● Description of the task: Go through the records below line by line, counting those that contain the word "available"; answer with the count only.
· · · ·
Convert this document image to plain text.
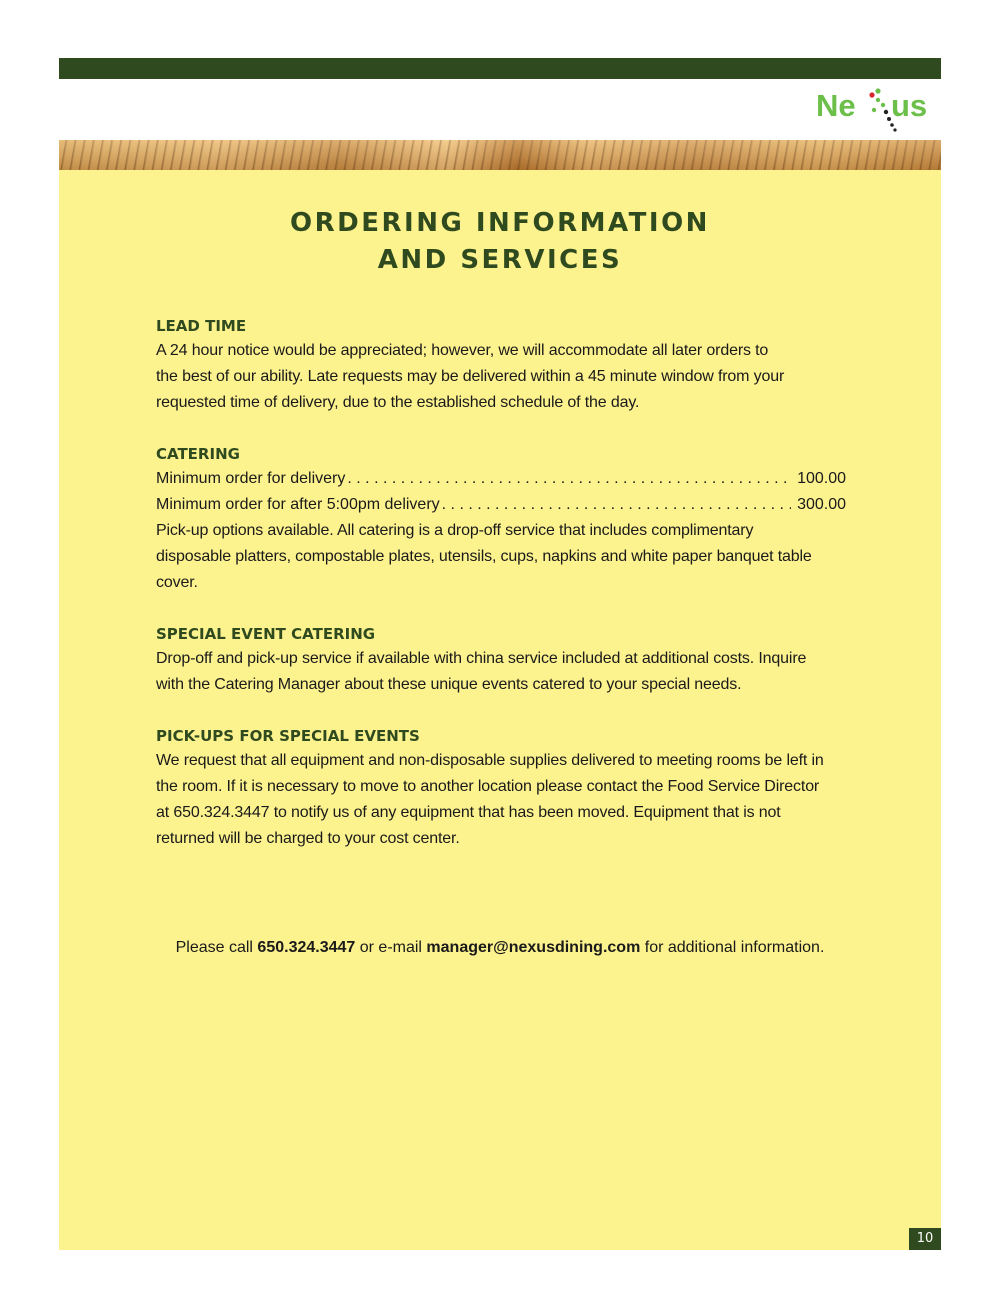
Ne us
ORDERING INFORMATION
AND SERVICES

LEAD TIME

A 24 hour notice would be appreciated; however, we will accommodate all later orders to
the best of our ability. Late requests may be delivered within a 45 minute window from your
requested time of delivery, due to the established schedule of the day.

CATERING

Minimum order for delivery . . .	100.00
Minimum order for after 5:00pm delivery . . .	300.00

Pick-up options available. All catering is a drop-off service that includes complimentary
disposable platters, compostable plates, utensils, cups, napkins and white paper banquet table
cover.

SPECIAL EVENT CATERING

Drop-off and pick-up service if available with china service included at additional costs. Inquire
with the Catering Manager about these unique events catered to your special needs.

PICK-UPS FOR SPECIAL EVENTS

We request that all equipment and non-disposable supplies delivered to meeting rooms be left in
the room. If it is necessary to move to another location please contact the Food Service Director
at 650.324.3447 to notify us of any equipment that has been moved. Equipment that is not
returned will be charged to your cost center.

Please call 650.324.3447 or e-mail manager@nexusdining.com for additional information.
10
· · · ·
● Completed task: 2